TEXTO FUENTE:
•••••

Dos meses y medio de lucha para que Telefónica levante un poste caído en un barrio de Poio

Pilar Monteagudo, una vecina de Samieira de 81 años, denuncia el estado de abandono de la instalación. "A ver si los Reyes, al leer el periódico, nos traen un regalo", dice con resignación
Pilar, la vecina afectada, junto al poste caído. DAVID FREIRE
photo_camera Pilar, la vecina afectada, junto al otro poste que está doblado y amenaza con caer sobre su propiedad. DAVID FREIRE

Los temporales del pasado mes de octubre dejaron récords de lluvia y viento en toda la provincia. Y Samieira, en el concello de Poio, no es excepción. Una vecina octogenaria lo sabe bien, pues una de las borrascas se llevó por delante el poste del tendido telefónico, situado en una esquina de su propiedad, que acabó derribado sobre una finca colindante y dañando dos árboles frutales.

Pilar Monteagudo, de 81 años, vive en el número 3 de la Rúa Camariñas, en la urbanización da Bouza, en Samieira. A su edad, y sin manejarse en el mundo de internet y de los contestadores automáticos de las grandes multinacionales, lleva dos meses y medio peleando para que se levante el poste que el viento se llevó. Y no solo eso, sino que el propio tendido telefónico está tirando con fuerza de otro poste de madera, situado en la calle, y que ya se ha doblado amenazadoramente hacia la terraza de su casa en un peligroso "efecto dominó".

"Tengo pocas esperanzas de que lo arreglen este año; a ver si los Reyes, al leer el periódico, nos traen un regalo"

•••••

MATERIAL PROPORCIONADO:
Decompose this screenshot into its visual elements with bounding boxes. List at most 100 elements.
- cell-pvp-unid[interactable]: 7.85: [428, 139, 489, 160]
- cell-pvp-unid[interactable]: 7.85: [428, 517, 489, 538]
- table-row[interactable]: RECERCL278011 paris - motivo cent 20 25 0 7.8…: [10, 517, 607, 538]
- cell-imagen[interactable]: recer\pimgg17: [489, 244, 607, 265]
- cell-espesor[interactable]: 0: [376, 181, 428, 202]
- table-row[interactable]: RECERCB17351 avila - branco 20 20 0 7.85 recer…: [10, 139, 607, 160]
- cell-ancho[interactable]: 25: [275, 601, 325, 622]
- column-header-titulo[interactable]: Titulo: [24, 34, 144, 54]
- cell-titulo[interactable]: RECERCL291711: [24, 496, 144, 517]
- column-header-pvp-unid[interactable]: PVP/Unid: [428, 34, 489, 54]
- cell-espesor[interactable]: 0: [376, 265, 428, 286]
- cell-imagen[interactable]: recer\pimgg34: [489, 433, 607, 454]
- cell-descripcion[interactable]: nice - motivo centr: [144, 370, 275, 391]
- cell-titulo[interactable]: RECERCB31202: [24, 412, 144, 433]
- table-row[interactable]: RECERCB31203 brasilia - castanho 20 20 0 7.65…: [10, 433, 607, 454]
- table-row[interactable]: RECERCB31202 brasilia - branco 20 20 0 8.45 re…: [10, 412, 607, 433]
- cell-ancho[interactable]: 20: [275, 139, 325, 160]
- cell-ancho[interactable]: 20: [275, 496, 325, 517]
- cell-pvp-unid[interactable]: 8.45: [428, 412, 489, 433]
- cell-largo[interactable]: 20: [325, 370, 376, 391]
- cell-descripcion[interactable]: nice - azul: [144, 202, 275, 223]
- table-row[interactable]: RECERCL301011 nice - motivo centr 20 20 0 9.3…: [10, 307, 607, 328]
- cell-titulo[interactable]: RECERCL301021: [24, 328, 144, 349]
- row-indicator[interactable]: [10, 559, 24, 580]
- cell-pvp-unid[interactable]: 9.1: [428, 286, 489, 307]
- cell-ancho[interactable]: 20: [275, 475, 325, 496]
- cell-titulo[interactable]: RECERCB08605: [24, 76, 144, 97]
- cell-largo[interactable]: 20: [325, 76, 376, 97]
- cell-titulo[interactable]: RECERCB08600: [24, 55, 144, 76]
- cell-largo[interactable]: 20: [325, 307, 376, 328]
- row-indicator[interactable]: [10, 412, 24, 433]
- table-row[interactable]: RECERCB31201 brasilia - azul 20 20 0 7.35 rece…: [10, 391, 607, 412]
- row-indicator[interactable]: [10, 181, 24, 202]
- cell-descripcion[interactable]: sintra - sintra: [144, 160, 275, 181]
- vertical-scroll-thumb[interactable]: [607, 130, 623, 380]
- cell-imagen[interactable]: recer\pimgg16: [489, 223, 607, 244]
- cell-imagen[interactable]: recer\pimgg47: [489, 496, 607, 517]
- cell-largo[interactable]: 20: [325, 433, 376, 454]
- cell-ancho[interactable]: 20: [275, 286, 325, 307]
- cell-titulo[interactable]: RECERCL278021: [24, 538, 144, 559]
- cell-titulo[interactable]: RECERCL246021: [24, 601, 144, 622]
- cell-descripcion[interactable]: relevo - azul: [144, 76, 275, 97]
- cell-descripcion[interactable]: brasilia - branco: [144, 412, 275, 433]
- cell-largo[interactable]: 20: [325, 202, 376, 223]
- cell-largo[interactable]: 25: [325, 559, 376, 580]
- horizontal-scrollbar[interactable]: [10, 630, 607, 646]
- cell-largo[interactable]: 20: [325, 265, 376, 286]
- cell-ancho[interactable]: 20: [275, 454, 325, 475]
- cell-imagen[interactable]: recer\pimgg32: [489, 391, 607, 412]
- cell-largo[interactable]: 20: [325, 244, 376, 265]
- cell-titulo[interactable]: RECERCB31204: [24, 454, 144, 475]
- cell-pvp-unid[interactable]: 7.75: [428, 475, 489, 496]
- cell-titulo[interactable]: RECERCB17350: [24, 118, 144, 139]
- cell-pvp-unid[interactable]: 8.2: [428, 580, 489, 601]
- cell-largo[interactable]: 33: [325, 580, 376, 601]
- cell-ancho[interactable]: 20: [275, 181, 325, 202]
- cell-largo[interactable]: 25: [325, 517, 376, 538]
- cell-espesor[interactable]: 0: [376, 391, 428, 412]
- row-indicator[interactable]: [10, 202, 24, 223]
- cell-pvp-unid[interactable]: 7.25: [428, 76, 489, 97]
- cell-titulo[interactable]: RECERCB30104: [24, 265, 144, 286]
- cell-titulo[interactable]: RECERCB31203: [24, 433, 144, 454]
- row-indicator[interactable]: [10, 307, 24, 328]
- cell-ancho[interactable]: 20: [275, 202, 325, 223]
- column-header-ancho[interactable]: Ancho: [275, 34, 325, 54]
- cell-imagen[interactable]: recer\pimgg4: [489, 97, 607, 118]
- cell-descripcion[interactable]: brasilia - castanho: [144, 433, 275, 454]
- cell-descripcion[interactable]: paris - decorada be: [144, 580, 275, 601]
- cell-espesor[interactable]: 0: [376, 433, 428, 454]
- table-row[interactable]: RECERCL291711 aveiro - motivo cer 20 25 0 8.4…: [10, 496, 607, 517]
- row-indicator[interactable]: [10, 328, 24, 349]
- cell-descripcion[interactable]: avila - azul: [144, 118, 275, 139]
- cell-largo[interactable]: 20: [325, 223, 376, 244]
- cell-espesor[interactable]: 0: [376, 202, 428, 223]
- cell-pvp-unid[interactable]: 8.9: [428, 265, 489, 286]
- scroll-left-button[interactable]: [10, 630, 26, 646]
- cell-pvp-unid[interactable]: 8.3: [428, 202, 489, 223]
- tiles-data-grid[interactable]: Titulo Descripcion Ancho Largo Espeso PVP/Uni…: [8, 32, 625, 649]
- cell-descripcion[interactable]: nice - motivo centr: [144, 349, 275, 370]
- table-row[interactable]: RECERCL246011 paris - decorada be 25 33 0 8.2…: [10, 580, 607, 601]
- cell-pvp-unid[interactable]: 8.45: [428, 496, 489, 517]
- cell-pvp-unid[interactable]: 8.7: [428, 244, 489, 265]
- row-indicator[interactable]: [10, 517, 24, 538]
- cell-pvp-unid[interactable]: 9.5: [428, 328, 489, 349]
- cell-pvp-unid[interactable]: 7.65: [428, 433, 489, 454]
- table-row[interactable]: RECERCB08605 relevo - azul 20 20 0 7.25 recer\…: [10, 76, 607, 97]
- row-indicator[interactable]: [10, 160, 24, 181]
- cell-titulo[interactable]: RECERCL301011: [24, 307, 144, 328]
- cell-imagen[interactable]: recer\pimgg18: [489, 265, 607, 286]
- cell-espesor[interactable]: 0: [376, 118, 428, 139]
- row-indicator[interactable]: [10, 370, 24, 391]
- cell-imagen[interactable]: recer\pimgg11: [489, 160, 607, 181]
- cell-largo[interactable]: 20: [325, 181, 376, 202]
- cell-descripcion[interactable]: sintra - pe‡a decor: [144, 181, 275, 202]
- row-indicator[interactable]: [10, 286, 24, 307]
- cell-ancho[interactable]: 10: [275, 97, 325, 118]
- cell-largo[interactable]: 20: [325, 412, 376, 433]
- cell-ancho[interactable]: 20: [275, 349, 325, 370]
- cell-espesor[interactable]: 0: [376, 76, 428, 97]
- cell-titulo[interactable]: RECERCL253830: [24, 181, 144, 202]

•••••

TAREAS REQUERIDAS:
• a. Responde a partir de la noticia del poste caído:
(i) ¿Qué edad tiene Pilar Monteagudo?
(ii) ¿Qué daños causó el poste al caer sobre la finca colindante?
(iii) ¿Hacia qué parte de la casa se ha doblado el otro poste de madera?
• b. Retoma la noticia del poste caído en Poio y continúala a partir de su última frase.
El material no guarda relación con la noticia del poste caído.

RESULTADOS EN ORDEN:
• a.
(i) 81 años.
(ii) Dañó dos árboles frutales.
(iii) Hacia la terraza.

• b.
Pilar asegura que ha llamado una docena de veces a todas las instancias. La Policía Local de Poio respondió y se personó en el lugar para levantar un informe. Además, le facilitó un número de teléfono para ponerse en contacto con Telefónica. Al cabo de unas semanas se presentaron un par de operarios de una empresa de mantenimiento, que le informaron que debería llamar al 1002, o sea al número de averías de Movistar. Y así lo viene haciendo con regularidad desde entonces para recibir siempre la misma respuesta: que ya irán por allí.

La vecina, que reside en esta casa desde hace casi 20 años, compró la propiedad con el poste ya situado en una esquina y con una gran hiedra que lo cubría por completo. Nunca, afirma, apareció nadie para hacer mantenimiento o revisar su estado. Hace algo más de un año la empresa que instaló la fibra óptica en esta zona se limitó a colocar los nuevos cables sin aventurarse a retirar la vegetación o revisar la solidez del soporte. Ahora ya es tarde.

"Llevamos así dos meses y medio y ya tengo pocas esperanzas de que lo arreglen este año; a ver si los Reyes, al leer el periódico, nos traen un regalo", afirma la residente en la zona y principal solicitante del arreglo ante la operadora de telefonía y ante las autoridades locales.